**Short exercise:** Report how many lines contain "ylabel"; state the number and nothing else.

====

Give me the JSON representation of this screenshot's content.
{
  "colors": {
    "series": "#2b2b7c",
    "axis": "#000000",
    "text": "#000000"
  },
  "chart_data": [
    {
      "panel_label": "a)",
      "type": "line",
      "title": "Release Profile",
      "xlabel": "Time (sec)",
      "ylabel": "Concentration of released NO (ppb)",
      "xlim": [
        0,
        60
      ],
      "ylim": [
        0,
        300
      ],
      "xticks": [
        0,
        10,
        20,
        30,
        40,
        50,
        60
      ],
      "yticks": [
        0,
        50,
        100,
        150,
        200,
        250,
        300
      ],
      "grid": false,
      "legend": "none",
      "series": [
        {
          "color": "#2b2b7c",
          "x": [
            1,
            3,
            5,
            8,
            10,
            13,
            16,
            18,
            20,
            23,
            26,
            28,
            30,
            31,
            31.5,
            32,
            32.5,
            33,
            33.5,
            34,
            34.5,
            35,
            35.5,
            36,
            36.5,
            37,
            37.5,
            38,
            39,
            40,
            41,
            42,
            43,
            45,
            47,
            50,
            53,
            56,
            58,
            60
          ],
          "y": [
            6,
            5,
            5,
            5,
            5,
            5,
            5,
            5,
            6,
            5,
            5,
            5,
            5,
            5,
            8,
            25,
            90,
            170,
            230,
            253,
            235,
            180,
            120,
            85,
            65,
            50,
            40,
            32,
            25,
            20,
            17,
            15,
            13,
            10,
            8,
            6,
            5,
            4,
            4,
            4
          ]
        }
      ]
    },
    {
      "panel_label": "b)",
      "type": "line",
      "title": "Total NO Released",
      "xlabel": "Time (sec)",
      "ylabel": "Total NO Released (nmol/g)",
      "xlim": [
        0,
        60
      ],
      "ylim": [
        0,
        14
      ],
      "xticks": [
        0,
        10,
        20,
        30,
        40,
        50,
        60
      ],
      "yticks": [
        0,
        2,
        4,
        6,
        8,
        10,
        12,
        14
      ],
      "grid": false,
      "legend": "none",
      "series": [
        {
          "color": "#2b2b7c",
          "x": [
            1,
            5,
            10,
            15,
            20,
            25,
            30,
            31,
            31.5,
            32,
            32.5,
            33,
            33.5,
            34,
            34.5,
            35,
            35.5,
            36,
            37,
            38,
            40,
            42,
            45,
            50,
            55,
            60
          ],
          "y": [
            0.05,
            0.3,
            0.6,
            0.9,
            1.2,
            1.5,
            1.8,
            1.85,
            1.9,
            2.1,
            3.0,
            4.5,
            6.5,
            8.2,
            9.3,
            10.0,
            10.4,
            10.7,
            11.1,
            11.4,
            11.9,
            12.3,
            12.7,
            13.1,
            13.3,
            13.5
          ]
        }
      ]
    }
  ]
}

====

**Full solution:** 2